• Your goal:
Pictures do not belong in the copy, so please give every entry below again exactly.

+-------+

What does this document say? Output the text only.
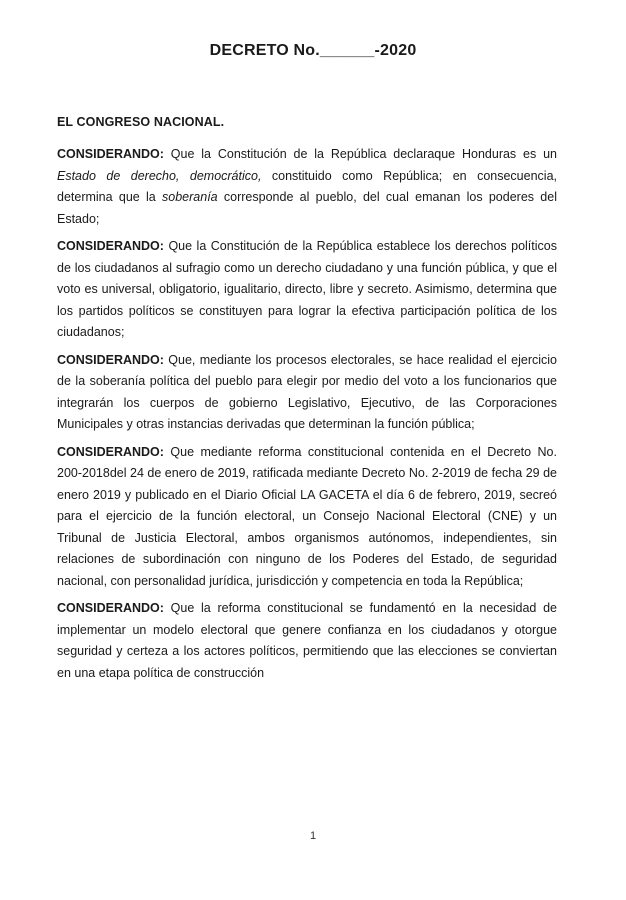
DECRETO No.______-2020
EL CONGRESO NACIONAL.

CONSIDERANDO: Que la Constitución de la República declaraque Honduras es un Estado de derecho, democrático, constituido como República; en consecuencia, determina que la soberanía corresponde al pueblo, del cual emanan los poderes del Estado;

CONSIDERANDO: Que la Constitución de la República establece los derechos políticos de los ciudadanos al sufragio como un derecho ciudadano y una función pública, y que el voto es universal, obligatorio, igualitario, directo, libre y secreto. Asimismo, determina que los partidos políticos se constituyen para lograr la efectiva participación política de los ciudadanos;

CONSIDERANDO: Que, mediante los procesos electorales, se hace realidad el ejercicio de la soberanía política del pueblo para elegir por medio del voto a los funcionarios que integrarán los cuerpos de gobierno Legislativo, Ejecutivo, de las Corporaciones Municipales y otras instancias derivadas que determinan la función pública;

CONSIDERANDO: Que mediante reforma constitucional contenida en el Decreto No. 200-2018del 24 de enero de 2019, ratificada mediante Decreto No. 2-2019 de fecha 29 de enero 2019 y publicado en el Diario Oficial LA GACETA el día 6 de febrero, 2019, secreó para el ejercicio de la función electoral, un Consejo Nacional Electoral (CNE) y un Tribunal de Justicia Electoral, ambos organismos autónomos, independientes, sin relaciones de subordinación con ninguno de los Poderes del Estado, de seguridad nacional, con personalidad jurídica, jurisdicción y competencia en toda la República;

CONSIDERANDO: Que la reforma constitucional se fundamentó en la necesidad de implementar un modelo electoral que genere confianza en los ciudadanos y otorgue seguridad y certeza a los actores políticos, permitiendo que las elecciones se conviertan en una etapa política de construcción

1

+-------+

• Solution to this exercise:
What does this document say? Output the text only.
DECRETO No.______-2020
EL CONGRESO NACIONAL.

CONSIDERANDO: Que la Constitución de la República declaraque Honduras es un Estado de derecho, democrático, constituido como República; en consecuencia, determina que la soberanía corresponde al pueblo, del cual emanan los poderes del Estado;

CONSIDERANDO: Que la Constitución de la República establece los derechos políticos de los ciudadanos al sufragio como un derecho ciudadano y una función pública, y que el voto es universal, obligatorio, igualitario, directo, libre y secreto. Asimismo, determina que los partidos políticos se constituyen para lograr la efectiva participación política de los ciudadanos;

CONSIDERANDO: Que, mediante los procesos electorales, se hace realidad el ejercicio de la soberanía política del pueblo para elegir por medio del voto a los funcionarios que integrarán los cuerpos de gobierno Legislativo, Ejecutivo, de las Corporaciones Municipales y otras instancias derivadas que determinan la función pública;

CONSIDERANDO: Que mediante reforma constitucional contenida en el Decreto No. 200-2018del 24 de enero de 2019, ratificada mediante Decreto No. 2-2019 de fecha 29 de enero 2019 y publicado en el Diario Oficial LA GACETA el día 6 de febrero, 2019, secreó para el ejercicio de la función electoral, un Consejo Nacional Electoral (CNE) y un Tribunal de Justicia Electoral, ambos organismos autónomos, independientes, sin relaciones de subordinación con ninguno de los Poderes del Estado, de seguridad nacional, con personalidad jurídica, jurisdicción y competencia en toda la República;

CONSIDERANDO: Que la reforma constitucional se fundamentó en la necesidad de implementar un modelo electoral que genere confianza en los ciudadanos y otorgue seguridad y certeza a los actores políticos, permitiendo que las elecciones se conviertan en una etapa política de construcción

1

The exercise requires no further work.